Exercise task »
Pull out each line of the data that includes the word "graveyard".
**** Data shown
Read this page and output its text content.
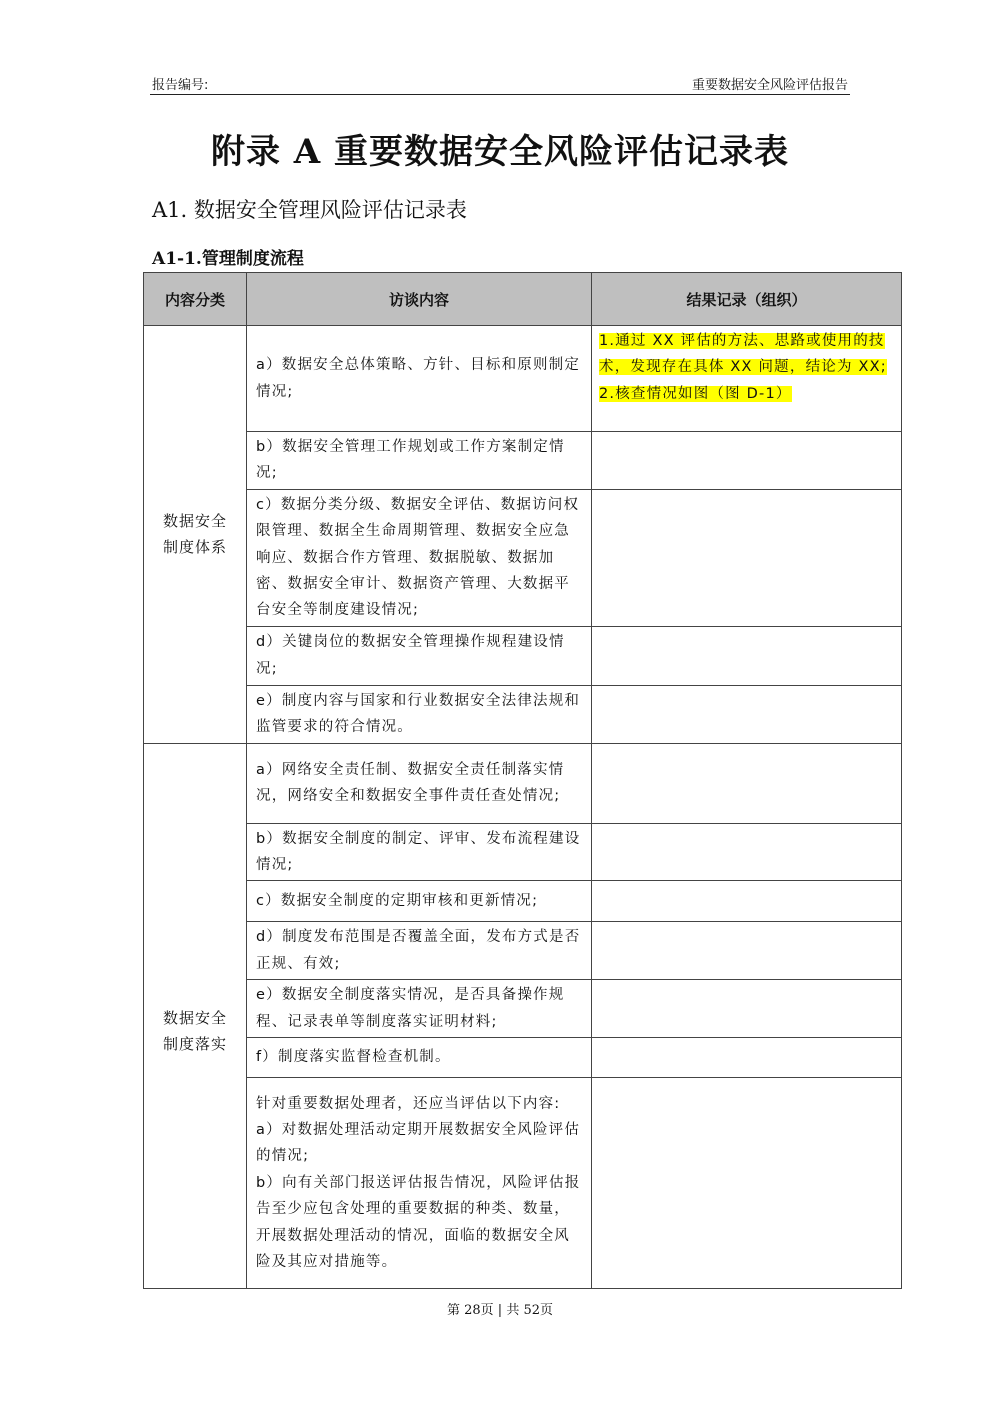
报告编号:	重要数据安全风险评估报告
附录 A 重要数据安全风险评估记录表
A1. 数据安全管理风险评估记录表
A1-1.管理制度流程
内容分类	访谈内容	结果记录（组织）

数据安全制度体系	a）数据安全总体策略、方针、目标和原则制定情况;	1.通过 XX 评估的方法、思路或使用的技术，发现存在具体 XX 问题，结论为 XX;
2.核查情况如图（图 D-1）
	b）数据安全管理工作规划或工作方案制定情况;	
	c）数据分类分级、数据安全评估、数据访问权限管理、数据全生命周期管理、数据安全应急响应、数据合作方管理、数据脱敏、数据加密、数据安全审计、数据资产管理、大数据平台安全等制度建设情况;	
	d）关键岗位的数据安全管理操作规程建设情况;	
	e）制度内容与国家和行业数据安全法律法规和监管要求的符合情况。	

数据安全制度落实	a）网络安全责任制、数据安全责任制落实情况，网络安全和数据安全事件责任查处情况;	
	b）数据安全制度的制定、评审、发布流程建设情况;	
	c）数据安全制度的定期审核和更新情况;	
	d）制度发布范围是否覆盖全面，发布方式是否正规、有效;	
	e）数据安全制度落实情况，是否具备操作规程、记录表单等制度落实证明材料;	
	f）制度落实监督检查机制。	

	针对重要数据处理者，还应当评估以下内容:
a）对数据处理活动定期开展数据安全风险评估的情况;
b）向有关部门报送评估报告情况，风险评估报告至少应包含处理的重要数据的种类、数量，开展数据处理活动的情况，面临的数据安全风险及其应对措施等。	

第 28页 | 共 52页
********
**** Data shown
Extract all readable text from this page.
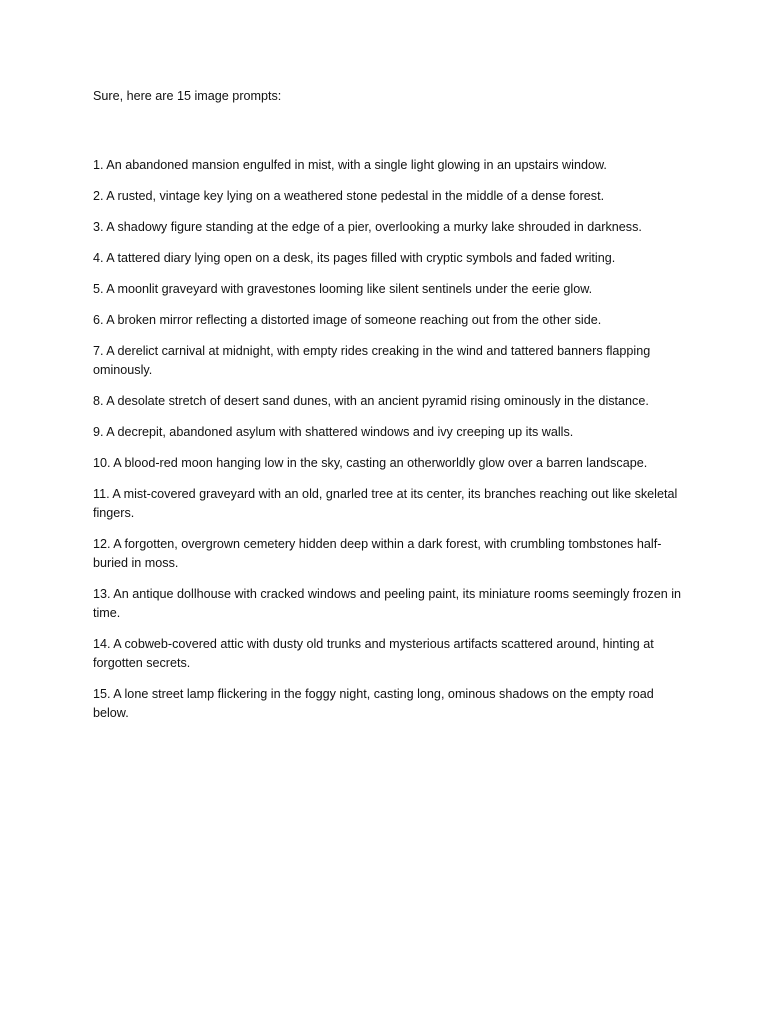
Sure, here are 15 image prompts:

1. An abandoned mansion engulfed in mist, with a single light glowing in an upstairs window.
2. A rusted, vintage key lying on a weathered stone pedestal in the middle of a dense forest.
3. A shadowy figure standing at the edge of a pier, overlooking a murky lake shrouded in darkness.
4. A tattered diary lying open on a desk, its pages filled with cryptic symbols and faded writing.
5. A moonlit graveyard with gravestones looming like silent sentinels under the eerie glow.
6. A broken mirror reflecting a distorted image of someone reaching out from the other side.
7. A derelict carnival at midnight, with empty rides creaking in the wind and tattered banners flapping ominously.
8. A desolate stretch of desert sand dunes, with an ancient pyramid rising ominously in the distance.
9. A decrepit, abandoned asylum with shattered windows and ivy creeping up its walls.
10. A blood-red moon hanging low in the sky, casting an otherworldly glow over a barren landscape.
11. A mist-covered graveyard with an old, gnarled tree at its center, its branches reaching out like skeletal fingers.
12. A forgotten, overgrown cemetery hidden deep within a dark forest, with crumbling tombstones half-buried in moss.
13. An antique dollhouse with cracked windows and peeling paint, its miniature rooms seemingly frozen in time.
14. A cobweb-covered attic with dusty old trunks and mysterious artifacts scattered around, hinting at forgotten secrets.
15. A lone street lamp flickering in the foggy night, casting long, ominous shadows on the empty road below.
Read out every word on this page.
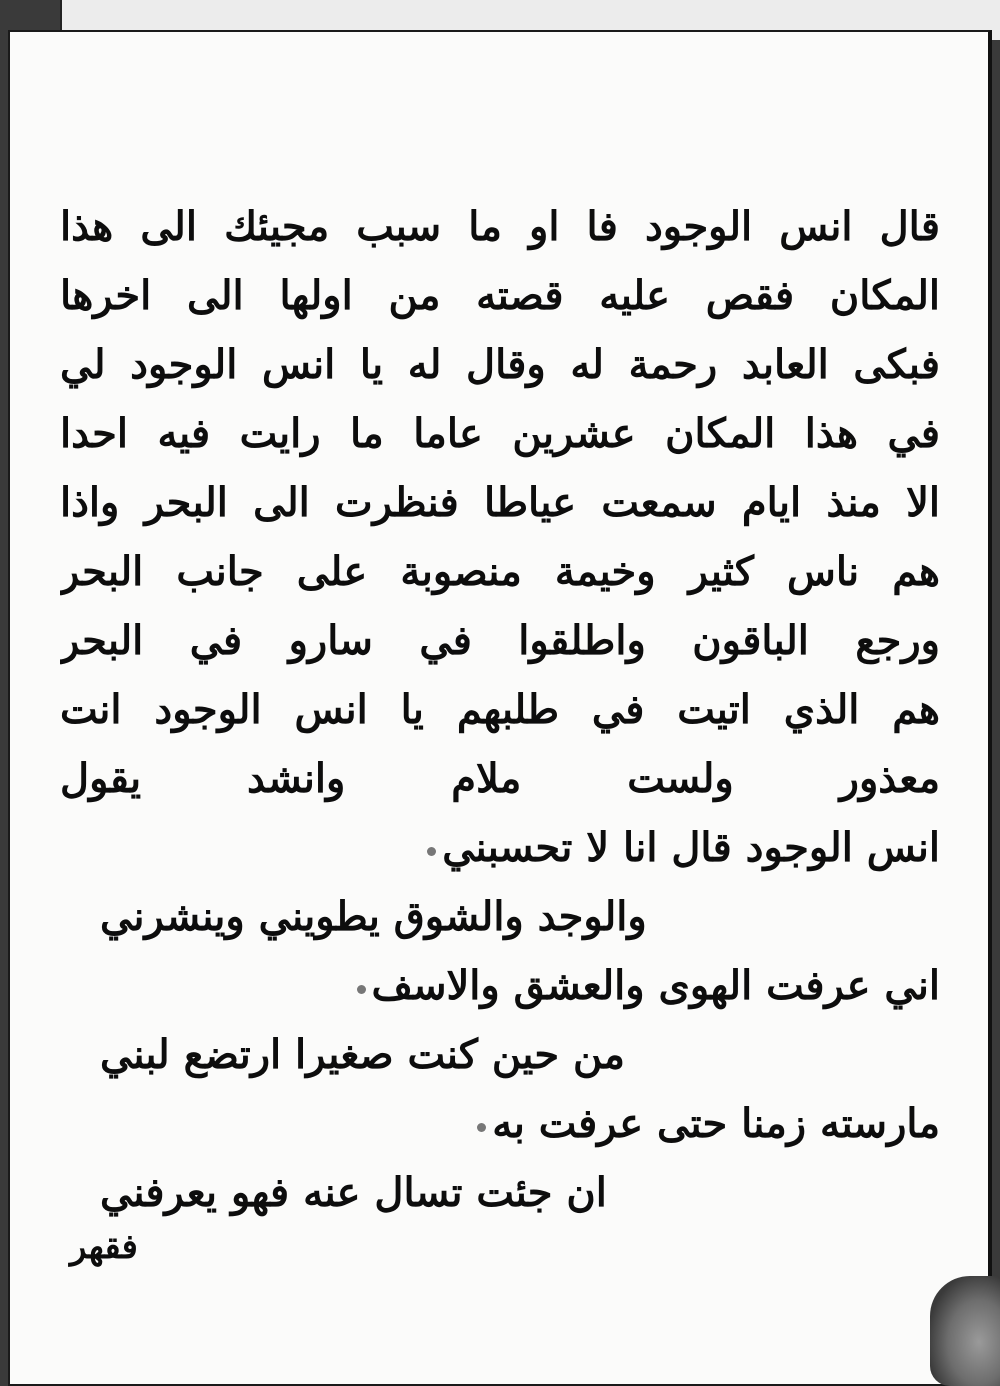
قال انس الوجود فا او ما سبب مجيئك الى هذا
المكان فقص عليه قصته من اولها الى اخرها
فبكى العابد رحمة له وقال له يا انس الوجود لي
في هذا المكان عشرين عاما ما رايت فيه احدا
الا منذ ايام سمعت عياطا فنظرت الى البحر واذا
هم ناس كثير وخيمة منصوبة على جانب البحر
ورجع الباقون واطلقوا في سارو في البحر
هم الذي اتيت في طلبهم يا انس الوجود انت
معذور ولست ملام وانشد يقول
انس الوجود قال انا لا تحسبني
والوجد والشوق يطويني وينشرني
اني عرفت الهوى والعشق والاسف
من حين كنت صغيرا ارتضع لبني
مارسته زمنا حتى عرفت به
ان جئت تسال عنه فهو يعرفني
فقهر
********
**** Data shown
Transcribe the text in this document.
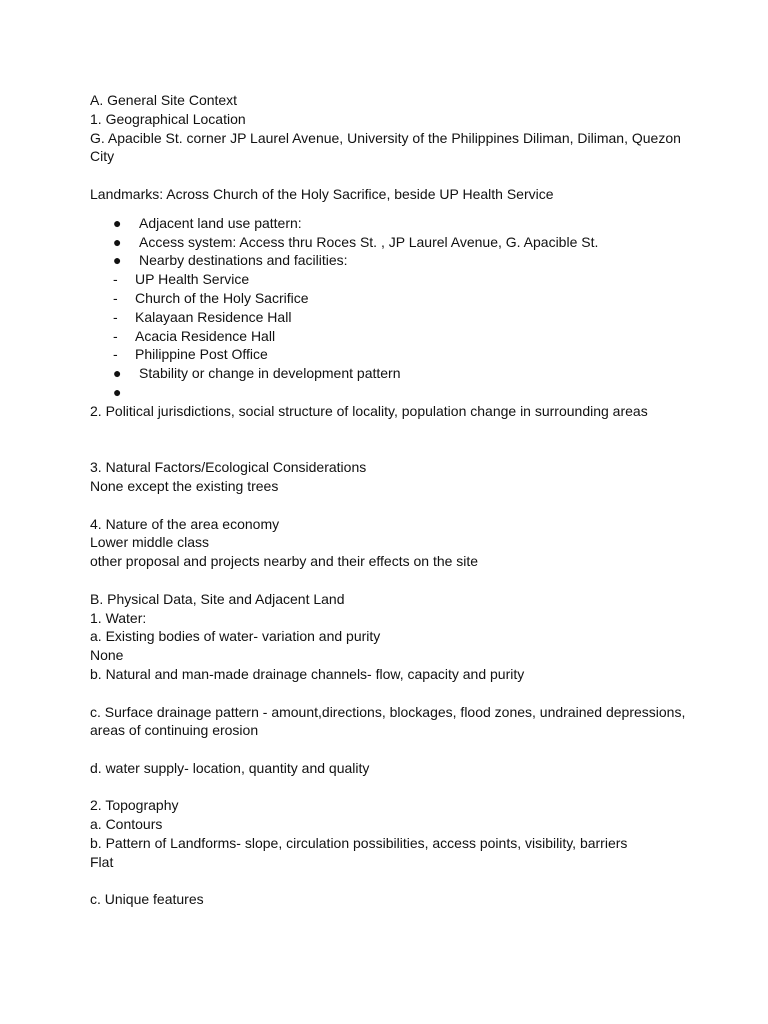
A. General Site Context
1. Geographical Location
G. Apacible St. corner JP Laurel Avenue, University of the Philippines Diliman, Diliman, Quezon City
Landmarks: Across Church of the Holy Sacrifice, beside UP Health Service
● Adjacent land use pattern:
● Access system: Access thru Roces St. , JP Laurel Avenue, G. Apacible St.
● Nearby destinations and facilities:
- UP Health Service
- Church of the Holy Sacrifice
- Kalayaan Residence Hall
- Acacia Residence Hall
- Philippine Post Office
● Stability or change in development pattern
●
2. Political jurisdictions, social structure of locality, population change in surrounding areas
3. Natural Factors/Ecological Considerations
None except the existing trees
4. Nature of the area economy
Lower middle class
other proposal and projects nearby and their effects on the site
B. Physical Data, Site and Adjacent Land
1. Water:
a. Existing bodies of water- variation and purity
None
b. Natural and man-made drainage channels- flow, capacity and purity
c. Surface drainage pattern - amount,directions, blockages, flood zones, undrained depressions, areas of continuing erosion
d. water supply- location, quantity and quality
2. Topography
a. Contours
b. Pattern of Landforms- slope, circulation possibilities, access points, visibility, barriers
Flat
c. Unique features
********
The completed task »
5. A moonlit graveyard with gravestones looming like silent sentinels under the eerie glow.
11. A mist-covered graveyard with an old, gnarled tree at its center, its branches reaching out like skeletal fingers.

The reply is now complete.